PROBLEM DESCRIPTION
Return all entries precisely as they stand, without the images.

-------- LISTING --------

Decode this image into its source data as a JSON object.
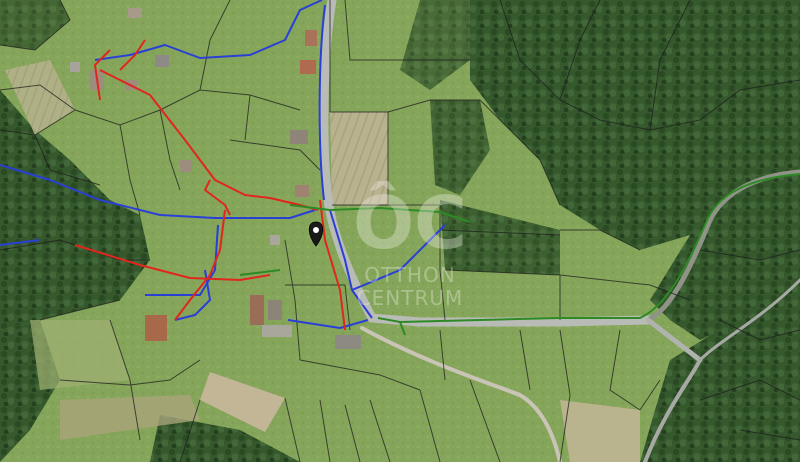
{
  "map": {
    "type": "aerial-cadastral",
    "watermark": {
      "logo": "ÔC",
      "line1": "OTTHON",
      "line2": "CENTRUM"
    },
    "marker": {
      "icon": "map-pin-icon"
    },
    "layers": [
      {
        "name": "parcel-boundaries",
        "color": "#1e1e1e"
      },
      {
        "name": "blue-utility-line",
        "color": "#2a3fd6"
      },
      {
        "name": "red-utility-line",
        "color": "#e0261d"
      },
      {
        "name": "green-utility-line",
        "color": "#2d8a24"
      }
    ],
    "colors": {
      "forest": "#2f5128",
      "meadow": "#86a65c",
      "field": "#b7b28f",
      "road": "#b9bbb7"
    }
  }
}
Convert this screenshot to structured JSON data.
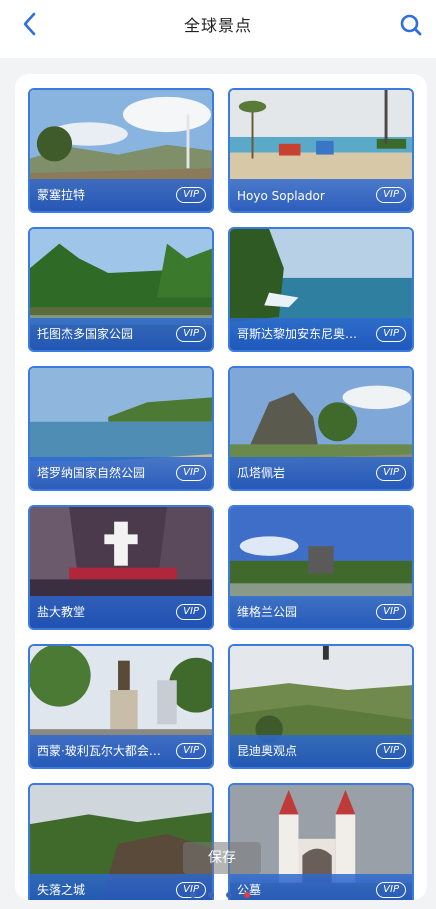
{
  "header": {
    "title": "全球景点",
    "back_icon": "back-chevron-icon",
    "search_icon": "search-icon"
  },
  "accent_color": "#3b7be0",
  "spots": [
    {
      "name": "蒙塞拉特",
      "badge": "VIP"
    },
    {
      "name": "Hoyo Soplador",
      "badge": "VIP"
    },
    {
      "name": "托图杰多国家公园",
      "badge": "VIP"
    },
    {
      "name": "哥斯达黎加安东尼奥…",
      "badge": "VIP"
    },
    {
      "name": "塔罗纳国家自然公园",
      "badge": "VIP"
    },
    {
      "name": "瓜塔佩岩",
      "badge": "VIP"
    },
    {
      "name": "盐大教堂",
      "badge": "VIP"
    },
    {
      "name": "维格兰公园",
      "badge": "VIP"
    },
    {
      "name": "西蒙·玻利瓦尔大都会…",
      "badge": "VIP"
    },
    {
      "name": "昆迪奥观点",
      "badge": "VIP"
    },
    {
      "name": "失落之城",
      "badge": "VIP"
    },
    {
      "name": "公墓",
      "badge": "VIP"
    }
  ],
  "save_button": "保存",
  "pagination": {
    "count": 4,
    "active_index": 4
  }
}
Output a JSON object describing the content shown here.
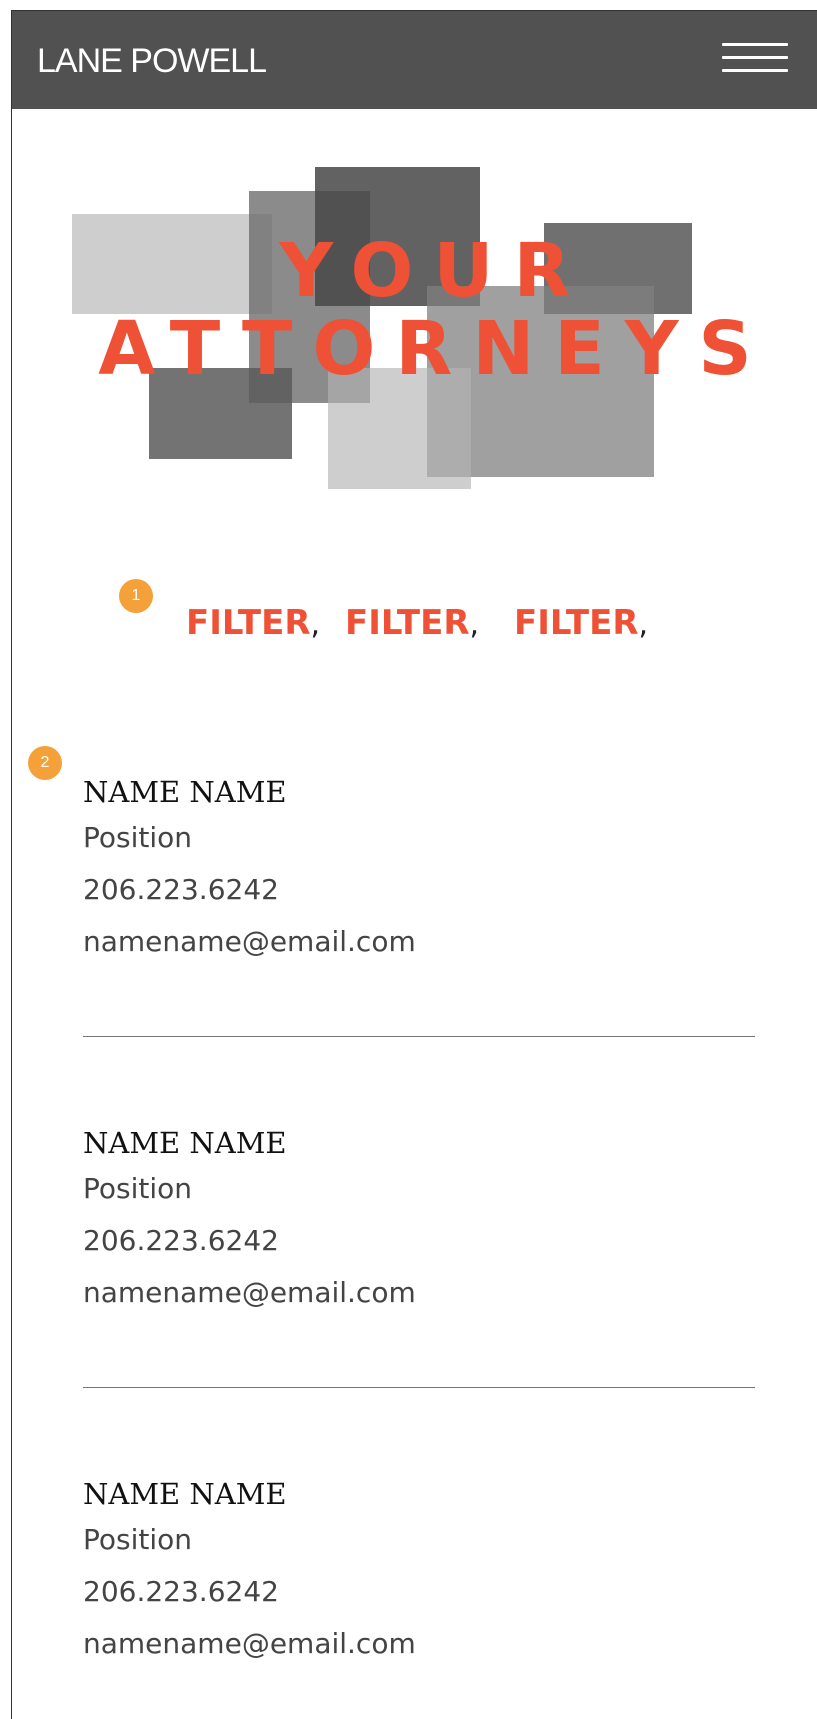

--------

PROBLEM SOLUTION
Decode this image into its source data as a JSON object.
{
  "map": {
    "type": "aerial-cadastral",
    "watermark": {
      "logo": "ÔC",
      "line1": "OTTHON",
      "line2": "CENTRUM"
    },
    "marker": {
      "icon": "map-pin-icon"
    },
    "layers": [
      {
        "name": "parcel-boundaries",
        "color": "#1e1e1e"
      },
      {
        "name": "blue-utility-line",
        "color": "#2a3fd6"
      },
      {
        "name": "red-utility-line",
        "color": "#e0261d"
      },
      {
        "name": "green-utility-line",
        "color": "#2d8a24"
      }
    ],
    "colors": {
      "forest": "#2f5128",
      "meadow": "#86a65c",
      "field": "#b7b28f",
      "road": "#b9bbb7"
    }
  }
}
Convert this screenshot to structured JSON data.
{
  "header": {
    "title": "全球景点",
    "back_icon": "back-chevron-icon",
    "search_icon": "search-icon"
  },
  "accent_color": "#3b7be0",
  "spots": [
    {
      "name": "蒙塞拉特",
      "badge": "VIP"
    },
    {
      "name": "Hoyo Soplador",
      "badge": "VIP"
    },
    {
      "name": "托图杰多国家公园",
      "badge": "VIP"
    },
    {
      "name": "哥斯达黎加安东尼奥…",
      "badge": "VIP"
    },
    {
      "name": "塔罗纳国家自然公园",
      "badge": "VIP"
    },
    {
      "name": "瓜塔佩岩",
      "badge": "VIP"
    },
    {
      "name": "盐大教堂",
      "badge": "VIP"
    },
    {
      "name": "维格兰公园",
      "badge": "VIP"
    },
    {
      "name": "西蒙·玻利瓦尔大都会…",
      "badge": "VIP"
    },
    {
      "name": "昆迪奥观点",
      "badge": "VIP"
    },
    {
      "name": "失落之城",
      "badge": "VIP"
    },
    {
      "name": "公墓",
      "badge": "VIP"
    }
  ],
  "save_button": "保存",
  "pagination": {
    "count": 4,
    "active_index": 4
  }
}
Output a JSON object describing the content shown here.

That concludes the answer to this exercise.